* [Task requirements]
Transcribe word for word the lines spanning the line with "OCR this image." through the end of the records.
-=-=-=-=-
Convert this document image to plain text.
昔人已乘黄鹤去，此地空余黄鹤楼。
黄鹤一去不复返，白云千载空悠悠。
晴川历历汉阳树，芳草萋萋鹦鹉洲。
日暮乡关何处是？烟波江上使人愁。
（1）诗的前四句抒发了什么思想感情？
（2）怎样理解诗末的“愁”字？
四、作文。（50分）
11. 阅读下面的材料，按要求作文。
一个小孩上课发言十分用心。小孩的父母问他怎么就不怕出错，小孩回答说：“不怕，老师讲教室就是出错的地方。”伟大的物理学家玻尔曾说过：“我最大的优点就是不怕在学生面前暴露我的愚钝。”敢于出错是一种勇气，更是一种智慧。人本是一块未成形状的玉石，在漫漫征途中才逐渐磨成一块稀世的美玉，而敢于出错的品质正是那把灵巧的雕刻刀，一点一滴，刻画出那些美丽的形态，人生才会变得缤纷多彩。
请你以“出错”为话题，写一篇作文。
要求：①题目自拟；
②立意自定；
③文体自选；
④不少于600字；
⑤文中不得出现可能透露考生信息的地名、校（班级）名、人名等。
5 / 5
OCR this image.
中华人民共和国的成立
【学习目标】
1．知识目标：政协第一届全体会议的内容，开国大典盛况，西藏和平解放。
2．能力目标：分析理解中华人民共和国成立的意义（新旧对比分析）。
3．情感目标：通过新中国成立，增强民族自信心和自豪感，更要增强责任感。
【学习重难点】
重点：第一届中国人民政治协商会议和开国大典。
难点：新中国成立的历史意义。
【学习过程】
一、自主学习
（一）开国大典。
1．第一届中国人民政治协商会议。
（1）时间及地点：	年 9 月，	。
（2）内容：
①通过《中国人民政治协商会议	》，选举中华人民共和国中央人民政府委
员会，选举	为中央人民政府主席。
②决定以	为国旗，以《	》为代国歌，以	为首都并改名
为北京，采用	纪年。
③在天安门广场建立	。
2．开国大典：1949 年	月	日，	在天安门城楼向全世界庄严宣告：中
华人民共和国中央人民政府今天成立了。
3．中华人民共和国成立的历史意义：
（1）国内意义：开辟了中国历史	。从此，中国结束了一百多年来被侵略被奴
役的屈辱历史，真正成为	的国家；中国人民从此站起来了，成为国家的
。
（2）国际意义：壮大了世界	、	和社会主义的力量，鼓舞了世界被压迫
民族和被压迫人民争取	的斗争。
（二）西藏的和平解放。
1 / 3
-=-=-=-=-
* [Full answer]
OCR this image.
中华人民共和国的成立
【学习目标】
1．知识目标：政协第一届全体会议的内容，开国大典盛况，西藏和平解放。
2．能力目标：分析理解中华人民共和国成立的意义（新旧对比分析）。
3．情感目标：通过新中国成立，增强民族自信心和自豪感，更要增强责任感。
【学习重难点】
重点：第一届中国人民政治协商会议和开国大典。
难点：新中国成立的历史意义。
【学习过程】
一、自主学习
（一）开国大典。
1．第一届中国人民政治协商会议。
（1）时间及地点：	年 9 月，	。
（2）内容：
①通过《中国人民政治协商会议	》，选举中华人民共和国中央人民政府委
员会，选举	为中央人民政府主席。
②决定以	为国旗，以《	》为代国歌，以	为首都并改名
为北京，采用	纪年。
③在天安门广场建立	。
2．开国大典：1949 年	月	日，	在天安门城楼向全世界庄严宣告：中
华人民共和国中央人民政府今天成立了。
3．中华人民共和国成立的历史意义：
（1）国内意义：开辟了中国历史	。从此，中国结束了一百多年来被侵略被奴
役的屈辱历史，真正成为	的国家；中国人民从此站起来了，成为国家的
。
（2）国际意义：壮大了世界	、	和社会主义的力量，鼓舞了世界被压迫
民族和被压迫人民争取	的斗争。
（二）西藏的和平解放。
1 / 3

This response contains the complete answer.